Problem statement: Copy each line that contains the word "سحتوت".
****************************************
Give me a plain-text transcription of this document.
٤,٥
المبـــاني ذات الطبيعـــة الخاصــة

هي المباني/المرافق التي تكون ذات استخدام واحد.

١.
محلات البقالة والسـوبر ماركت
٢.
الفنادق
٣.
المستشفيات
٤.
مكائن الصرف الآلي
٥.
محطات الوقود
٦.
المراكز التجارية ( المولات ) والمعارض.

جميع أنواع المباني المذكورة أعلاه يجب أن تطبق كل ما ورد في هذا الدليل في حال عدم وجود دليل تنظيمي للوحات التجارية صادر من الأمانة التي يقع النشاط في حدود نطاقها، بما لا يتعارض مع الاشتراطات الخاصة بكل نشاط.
****************************************
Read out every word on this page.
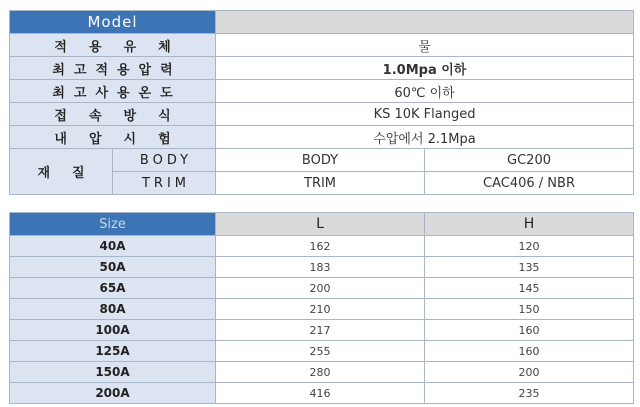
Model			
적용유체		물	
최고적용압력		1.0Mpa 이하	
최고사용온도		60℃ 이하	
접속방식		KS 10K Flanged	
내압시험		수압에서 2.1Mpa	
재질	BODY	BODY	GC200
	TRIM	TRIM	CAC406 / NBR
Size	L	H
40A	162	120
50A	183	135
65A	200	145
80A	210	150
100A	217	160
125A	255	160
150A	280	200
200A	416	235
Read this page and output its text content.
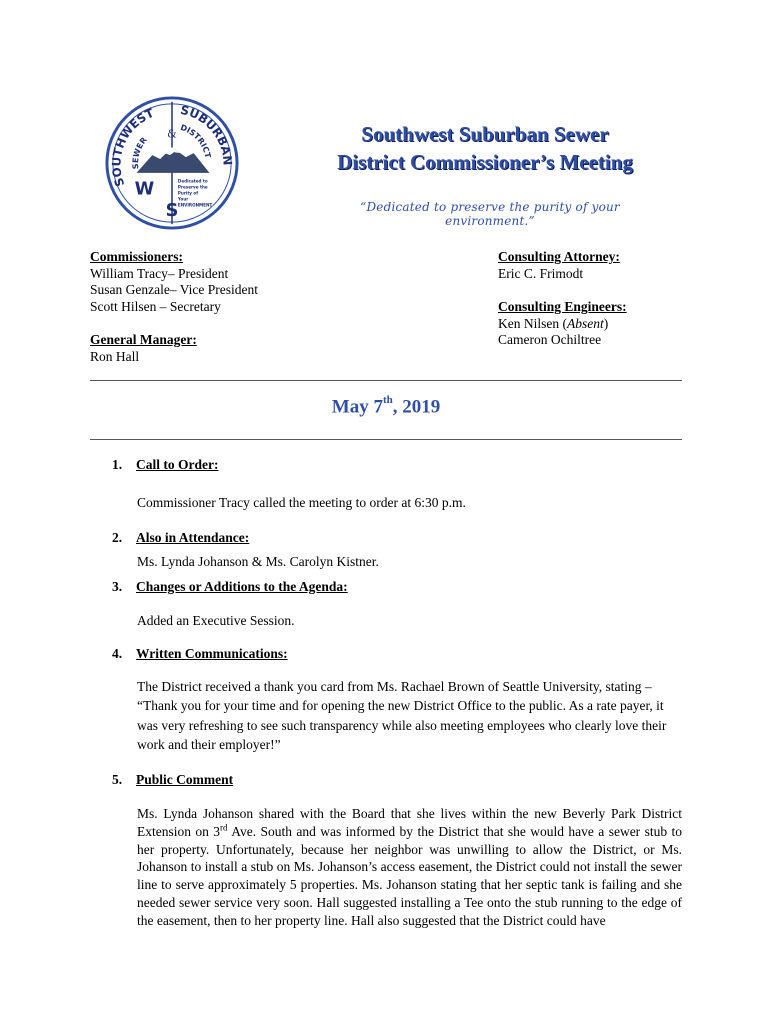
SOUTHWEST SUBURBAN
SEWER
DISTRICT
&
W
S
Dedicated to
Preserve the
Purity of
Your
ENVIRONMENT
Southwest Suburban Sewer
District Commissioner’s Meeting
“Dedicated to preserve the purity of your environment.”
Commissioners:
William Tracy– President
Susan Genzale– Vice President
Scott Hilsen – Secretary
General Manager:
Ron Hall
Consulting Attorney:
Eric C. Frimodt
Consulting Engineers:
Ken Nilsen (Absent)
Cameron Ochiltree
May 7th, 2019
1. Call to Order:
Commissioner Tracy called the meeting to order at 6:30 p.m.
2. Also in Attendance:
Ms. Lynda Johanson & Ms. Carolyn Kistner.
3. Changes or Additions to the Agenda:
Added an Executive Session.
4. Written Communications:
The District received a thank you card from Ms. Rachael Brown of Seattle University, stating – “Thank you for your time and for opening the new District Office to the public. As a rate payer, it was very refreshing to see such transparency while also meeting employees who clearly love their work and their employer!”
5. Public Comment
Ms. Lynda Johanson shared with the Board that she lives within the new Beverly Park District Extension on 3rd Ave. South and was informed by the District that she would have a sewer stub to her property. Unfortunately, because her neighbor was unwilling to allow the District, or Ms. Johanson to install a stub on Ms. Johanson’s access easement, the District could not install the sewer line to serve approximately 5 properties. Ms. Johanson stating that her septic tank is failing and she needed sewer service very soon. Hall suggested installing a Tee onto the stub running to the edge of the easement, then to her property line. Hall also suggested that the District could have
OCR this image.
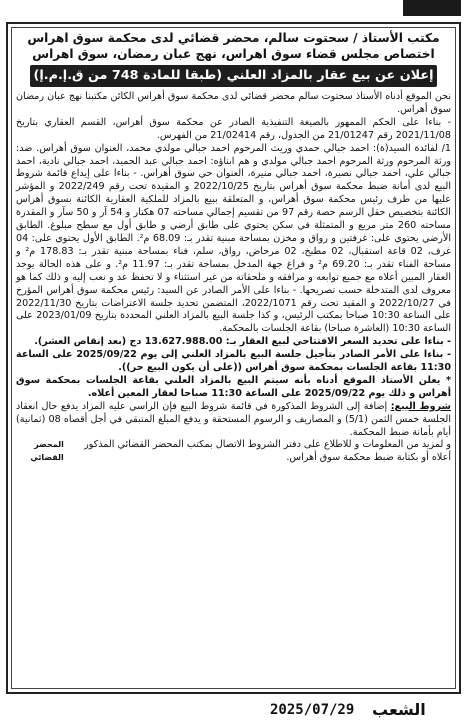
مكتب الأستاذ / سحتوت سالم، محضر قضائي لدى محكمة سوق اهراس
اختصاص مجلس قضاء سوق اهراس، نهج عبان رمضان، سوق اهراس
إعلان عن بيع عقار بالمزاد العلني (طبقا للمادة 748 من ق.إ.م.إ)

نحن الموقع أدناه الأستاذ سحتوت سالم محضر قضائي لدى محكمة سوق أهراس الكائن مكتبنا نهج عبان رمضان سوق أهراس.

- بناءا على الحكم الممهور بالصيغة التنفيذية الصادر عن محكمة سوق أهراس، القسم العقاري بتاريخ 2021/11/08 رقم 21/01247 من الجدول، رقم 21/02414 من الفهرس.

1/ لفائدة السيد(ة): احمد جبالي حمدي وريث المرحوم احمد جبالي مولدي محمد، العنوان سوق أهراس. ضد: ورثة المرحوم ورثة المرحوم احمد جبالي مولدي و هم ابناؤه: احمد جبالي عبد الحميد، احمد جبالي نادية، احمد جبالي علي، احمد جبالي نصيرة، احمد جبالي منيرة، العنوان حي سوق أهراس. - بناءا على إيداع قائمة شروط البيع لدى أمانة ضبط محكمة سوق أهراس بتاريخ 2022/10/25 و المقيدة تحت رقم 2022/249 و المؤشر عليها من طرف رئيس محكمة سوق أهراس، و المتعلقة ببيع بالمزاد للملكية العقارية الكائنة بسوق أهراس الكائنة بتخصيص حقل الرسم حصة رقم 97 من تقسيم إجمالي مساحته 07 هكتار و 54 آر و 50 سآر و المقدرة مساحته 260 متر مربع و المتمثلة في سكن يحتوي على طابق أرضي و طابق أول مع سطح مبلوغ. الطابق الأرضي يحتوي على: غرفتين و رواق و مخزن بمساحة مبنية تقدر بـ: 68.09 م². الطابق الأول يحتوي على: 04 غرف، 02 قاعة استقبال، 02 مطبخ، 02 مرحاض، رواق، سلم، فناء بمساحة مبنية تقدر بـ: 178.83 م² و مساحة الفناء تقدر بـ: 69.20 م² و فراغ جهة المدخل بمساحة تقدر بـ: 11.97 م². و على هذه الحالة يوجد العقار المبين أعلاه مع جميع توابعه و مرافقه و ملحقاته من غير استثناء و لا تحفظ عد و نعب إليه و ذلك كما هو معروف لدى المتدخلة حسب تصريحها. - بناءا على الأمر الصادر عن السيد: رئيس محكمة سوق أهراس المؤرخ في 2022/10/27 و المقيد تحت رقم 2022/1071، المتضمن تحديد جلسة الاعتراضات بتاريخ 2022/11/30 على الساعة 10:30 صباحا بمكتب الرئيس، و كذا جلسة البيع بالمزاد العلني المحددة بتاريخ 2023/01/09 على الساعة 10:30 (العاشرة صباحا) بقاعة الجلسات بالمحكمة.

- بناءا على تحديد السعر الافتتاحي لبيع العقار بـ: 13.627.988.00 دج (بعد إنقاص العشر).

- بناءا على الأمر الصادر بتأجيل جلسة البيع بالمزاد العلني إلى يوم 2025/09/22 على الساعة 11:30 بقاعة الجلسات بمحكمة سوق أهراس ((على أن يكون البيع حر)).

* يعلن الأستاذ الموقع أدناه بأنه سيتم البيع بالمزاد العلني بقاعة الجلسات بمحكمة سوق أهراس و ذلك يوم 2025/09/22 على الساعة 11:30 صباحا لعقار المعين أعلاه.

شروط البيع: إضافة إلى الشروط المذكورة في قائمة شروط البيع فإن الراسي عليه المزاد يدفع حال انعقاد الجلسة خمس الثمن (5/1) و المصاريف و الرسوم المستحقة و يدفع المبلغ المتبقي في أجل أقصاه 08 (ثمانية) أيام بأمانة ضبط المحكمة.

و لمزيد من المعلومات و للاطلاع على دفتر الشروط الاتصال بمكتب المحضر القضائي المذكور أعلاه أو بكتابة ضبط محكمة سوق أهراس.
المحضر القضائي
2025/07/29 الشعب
****************************************
Task output:
مكتب الأستاذ / سحتوت سالم، محضر قضائي لدى محكمة سوق اهراس
نحن الموقع أدناه الأستاذ سحتوت سالم محضر قضائي لدى محكمة سوق أهراس الكائن مكتبنا نهج عبان رمضان سوق أهراس.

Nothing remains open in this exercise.